* Problem statement
Copy every line of the data that includes the string "quod".

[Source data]
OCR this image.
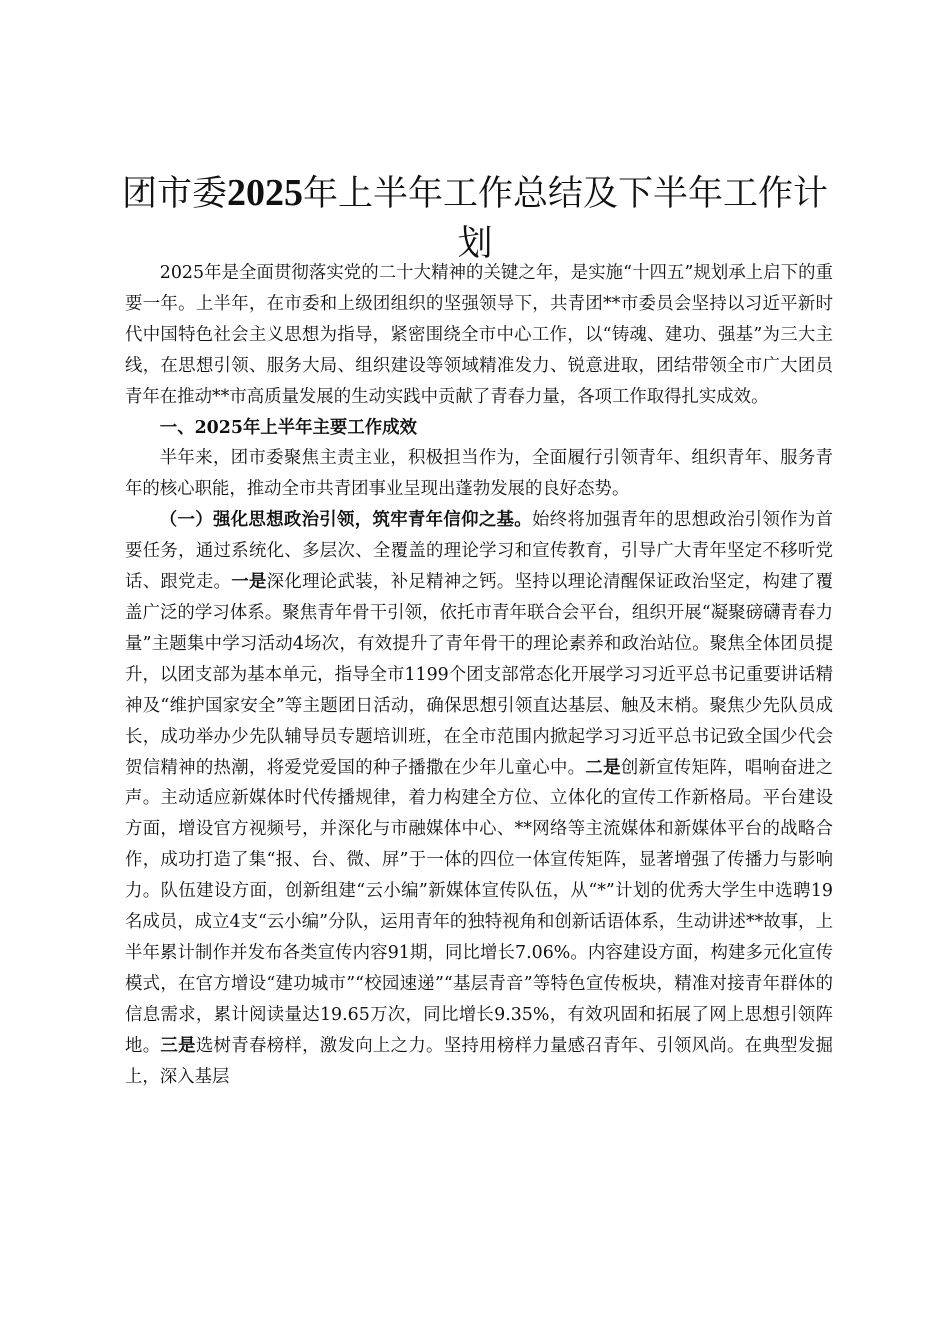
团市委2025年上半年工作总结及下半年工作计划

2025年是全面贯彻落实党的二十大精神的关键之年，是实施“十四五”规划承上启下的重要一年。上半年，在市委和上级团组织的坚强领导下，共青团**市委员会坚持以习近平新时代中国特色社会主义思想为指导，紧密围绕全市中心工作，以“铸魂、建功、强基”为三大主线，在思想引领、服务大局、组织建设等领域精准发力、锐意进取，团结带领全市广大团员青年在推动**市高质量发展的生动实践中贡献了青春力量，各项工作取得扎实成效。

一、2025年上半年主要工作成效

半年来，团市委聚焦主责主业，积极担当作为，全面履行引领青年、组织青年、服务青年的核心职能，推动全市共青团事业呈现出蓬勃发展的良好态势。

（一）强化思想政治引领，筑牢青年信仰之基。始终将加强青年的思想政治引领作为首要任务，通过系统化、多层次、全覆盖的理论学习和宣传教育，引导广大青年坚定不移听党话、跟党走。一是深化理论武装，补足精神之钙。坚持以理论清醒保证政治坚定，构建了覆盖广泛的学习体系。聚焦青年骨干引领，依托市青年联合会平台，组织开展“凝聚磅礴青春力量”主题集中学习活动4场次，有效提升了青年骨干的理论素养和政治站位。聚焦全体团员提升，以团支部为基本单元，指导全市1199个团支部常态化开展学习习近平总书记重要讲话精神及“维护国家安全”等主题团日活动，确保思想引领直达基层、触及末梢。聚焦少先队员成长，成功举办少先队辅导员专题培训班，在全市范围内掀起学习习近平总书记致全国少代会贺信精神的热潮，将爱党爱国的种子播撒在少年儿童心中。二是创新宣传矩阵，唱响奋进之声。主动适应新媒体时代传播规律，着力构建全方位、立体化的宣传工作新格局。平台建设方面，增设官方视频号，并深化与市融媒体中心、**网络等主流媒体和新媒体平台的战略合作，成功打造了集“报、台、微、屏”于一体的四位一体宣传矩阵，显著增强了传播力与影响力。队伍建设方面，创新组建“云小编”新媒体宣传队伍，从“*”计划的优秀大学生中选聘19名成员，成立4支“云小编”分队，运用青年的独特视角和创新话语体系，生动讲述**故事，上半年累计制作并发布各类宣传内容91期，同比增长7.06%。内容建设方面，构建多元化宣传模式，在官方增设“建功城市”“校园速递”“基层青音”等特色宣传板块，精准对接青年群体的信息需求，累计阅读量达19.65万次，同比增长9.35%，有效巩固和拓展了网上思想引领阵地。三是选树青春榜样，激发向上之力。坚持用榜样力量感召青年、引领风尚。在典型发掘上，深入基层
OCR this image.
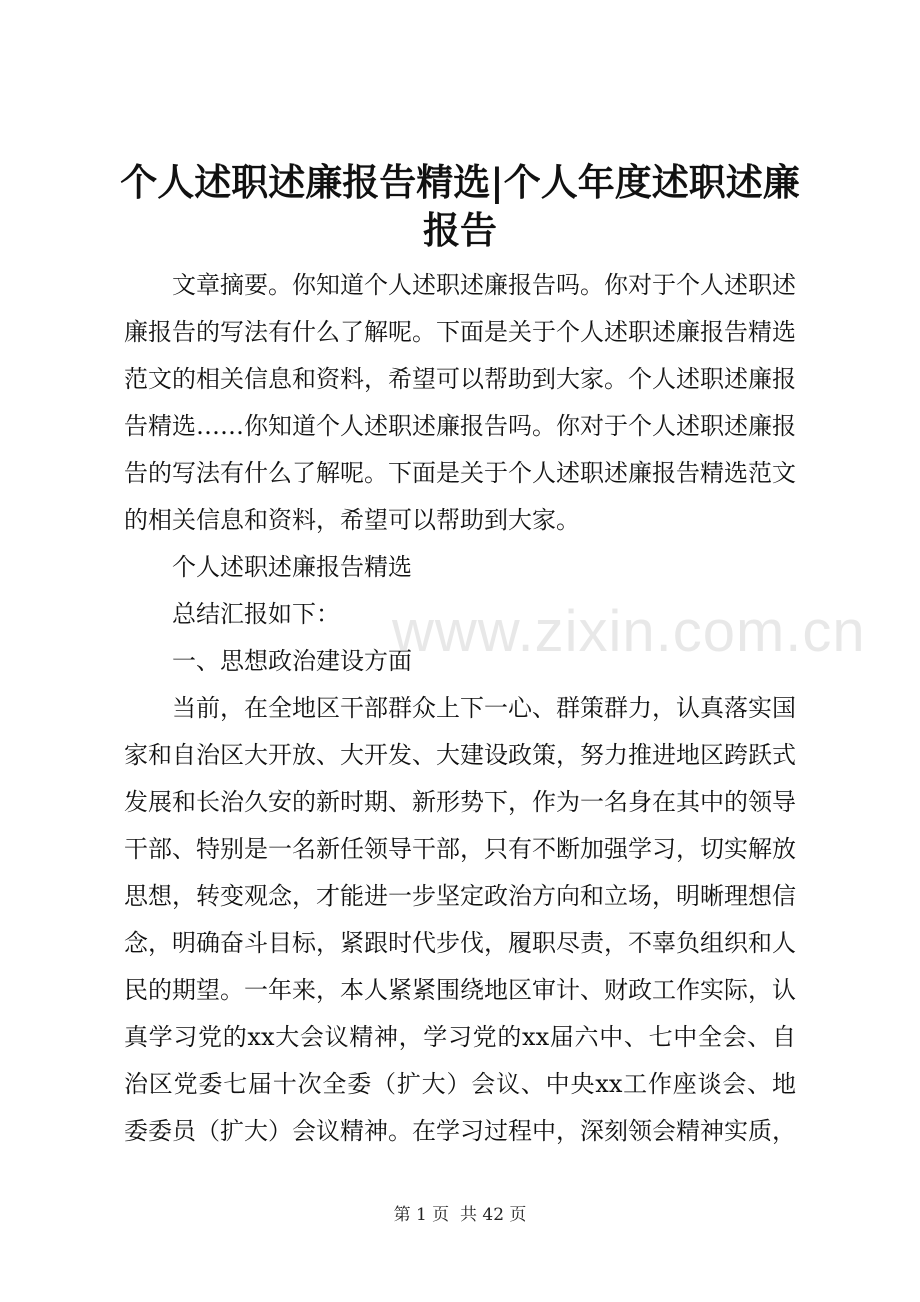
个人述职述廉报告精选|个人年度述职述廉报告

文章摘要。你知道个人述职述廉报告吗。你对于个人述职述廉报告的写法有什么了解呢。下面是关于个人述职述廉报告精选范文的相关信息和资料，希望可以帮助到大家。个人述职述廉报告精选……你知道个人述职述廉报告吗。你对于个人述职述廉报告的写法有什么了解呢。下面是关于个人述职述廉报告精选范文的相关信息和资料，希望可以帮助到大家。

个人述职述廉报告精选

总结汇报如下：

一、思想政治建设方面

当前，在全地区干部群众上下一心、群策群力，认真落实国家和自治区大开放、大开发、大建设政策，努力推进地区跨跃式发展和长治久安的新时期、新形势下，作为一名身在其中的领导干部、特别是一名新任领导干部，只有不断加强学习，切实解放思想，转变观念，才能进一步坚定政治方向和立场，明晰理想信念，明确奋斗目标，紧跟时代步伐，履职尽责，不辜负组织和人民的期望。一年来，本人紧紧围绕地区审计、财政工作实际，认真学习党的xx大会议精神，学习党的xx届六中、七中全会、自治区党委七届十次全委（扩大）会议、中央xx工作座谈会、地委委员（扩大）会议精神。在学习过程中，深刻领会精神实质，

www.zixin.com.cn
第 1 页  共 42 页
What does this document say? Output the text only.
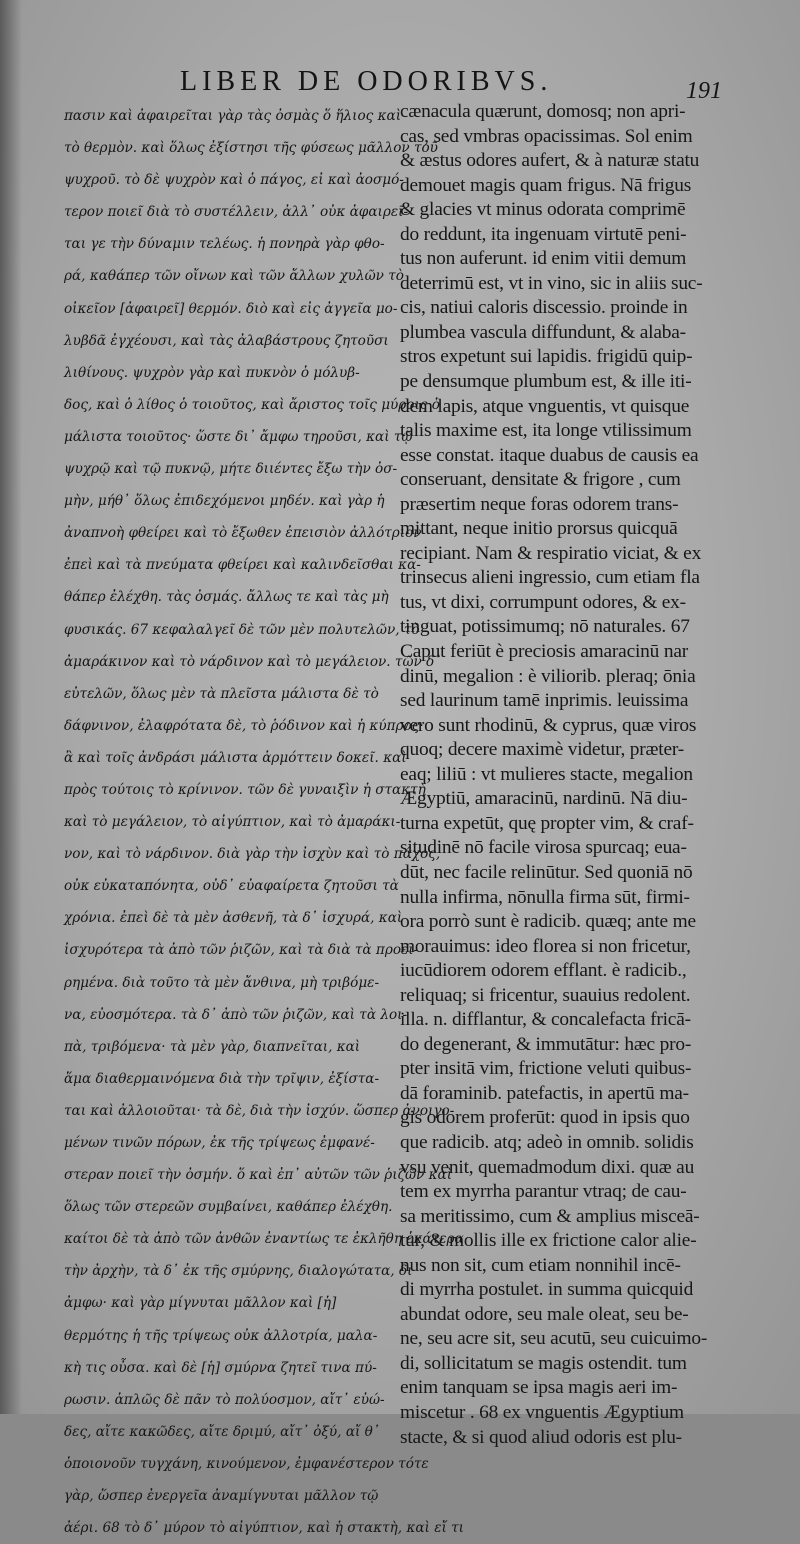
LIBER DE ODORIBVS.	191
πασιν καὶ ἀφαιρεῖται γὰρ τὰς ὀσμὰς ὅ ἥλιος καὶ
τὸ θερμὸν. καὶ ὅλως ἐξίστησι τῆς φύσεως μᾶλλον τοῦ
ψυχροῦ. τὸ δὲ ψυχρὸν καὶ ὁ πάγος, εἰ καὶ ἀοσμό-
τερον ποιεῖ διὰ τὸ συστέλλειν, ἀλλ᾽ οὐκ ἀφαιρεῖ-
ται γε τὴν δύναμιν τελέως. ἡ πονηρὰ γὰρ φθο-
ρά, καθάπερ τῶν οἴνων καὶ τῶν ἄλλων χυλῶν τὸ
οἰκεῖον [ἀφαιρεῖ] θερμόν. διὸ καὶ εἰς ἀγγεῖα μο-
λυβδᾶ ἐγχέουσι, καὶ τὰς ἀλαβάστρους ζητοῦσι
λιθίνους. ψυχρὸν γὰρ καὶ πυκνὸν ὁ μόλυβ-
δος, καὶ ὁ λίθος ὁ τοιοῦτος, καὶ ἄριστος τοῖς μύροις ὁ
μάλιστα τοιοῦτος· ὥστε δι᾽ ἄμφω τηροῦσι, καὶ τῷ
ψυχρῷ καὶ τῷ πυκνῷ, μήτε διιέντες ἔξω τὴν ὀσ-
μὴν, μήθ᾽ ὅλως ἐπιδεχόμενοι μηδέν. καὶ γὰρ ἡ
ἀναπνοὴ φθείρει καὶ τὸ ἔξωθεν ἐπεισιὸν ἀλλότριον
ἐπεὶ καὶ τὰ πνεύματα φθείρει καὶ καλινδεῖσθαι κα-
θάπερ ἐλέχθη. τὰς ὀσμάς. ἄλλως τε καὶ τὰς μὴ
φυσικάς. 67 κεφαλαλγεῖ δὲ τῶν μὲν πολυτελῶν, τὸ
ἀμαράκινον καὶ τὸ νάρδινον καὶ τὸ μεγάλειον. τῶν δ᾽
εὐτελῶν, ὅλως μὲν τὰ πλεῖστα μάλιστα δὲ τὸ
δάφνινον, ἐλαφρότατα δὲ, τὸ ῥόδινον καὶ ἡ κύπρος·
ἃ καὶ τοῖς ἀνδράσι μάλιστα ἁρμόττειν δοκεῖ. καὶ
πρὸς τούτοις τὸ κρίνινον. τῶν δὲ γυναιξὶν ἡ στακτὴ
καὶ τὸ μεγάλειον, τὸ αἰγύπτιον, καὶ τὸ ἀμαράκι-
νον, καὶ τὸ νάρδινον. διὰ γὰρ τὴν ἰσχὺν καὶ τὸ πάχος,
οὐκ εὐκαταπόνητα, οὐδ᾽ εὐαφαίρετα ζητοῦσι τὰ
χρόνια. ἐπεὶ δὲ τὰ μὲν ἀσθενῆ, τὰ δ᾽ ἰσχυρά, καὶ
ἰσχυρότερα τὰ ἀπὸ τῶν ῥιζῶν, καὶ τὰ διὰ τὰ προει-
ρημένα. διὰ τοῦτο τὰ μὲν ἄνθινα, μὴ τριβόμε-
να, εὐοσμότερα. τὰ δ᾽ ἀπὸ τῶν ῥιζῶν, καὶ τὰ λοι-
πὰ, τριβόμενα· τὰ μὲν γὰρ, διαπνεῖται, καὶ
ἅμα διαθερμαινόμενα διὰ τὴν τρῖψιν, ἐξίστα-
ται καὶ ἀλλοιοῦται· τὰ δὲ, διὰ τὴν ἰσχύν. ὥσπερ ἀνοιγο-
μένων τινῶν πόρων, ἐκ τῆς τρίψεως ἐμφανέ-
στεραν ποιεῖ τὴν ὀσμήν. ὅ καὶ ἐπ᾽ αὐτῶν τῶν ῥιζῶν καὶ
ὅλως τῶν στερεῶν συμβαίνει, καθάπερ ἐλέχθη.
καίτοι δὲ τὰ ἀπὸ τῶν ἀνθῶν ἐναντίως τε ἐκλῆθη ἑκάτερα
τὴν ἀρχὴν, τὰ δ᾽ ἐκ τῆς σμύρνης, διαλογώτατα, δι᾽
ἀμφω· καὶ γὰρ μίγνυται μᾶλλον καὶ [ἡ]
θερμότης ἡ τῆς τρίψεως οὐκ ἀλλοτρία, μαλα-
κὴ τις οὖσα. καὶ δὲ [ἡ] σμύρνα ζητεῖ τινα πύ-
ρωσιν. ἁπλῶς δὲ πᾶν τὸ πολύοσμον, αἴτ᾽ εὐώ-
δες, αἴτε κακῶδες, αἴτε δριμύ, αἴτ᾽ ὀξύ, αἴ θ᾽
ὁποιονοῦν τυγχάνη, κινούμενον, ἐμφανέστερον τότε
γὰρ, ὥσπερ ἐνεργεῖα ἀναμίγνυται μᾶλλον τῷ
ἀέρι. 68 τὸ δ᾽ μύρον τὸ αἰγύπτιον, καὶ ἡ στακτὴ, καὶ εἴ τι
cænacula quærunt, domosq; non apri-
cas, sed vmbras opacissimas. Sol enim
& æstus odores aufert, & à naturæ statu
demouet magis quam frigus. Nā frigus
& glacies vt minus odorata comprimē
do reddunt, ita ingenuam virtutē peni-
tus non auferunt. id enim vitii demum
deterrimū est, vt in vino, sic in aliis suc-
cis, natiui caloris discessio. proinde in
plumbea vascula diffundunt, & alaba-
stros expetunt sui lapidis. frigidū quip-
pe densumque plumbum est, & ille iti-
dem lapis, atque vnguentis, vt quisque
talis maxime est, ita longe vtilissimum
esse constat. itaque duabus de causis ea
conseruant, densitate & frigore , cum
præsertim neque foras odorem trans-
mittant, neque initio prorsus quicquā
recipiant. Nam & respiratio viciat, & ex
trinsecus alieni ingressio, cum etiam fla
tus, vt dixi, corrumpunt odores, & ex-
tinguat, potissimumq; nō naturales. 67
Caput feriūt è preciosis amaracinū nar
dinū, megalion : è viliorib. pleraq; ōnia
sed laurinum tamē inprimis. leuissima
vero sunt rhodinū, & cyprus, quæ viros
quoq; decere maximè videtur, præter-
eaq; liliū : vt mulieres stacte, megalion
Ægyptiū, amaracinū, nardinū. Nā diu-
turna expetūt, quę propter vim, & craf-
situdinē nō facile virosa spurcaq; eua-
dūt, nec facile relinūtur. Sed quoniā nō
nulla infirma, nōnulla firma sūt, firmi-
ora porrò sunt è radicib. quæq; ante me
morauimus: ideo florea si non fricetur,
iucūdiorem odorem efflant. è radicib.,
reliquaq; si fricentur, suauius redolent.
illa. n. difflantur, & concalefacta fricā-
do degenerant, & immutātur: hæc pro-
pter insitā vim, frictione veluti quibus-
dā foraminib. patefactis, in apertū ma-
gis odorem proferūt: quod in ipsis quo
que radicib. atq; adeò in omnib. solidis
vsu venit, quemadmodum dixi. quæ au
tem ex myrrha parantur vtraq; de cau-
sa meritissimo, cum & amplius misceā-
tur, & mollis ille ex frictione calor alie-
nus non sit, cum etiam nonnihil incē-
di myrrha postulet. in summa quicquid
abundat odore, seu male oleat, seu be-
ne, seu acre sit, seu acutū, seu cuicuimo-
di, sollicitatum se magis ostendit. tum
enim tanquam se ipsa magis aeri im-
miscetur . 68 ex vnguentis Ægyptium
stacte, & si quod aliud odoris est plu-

* Result of this exercise
gis odorem proferūt: quod in ipsis quo
stacte, & si quod aliud odoris est plu-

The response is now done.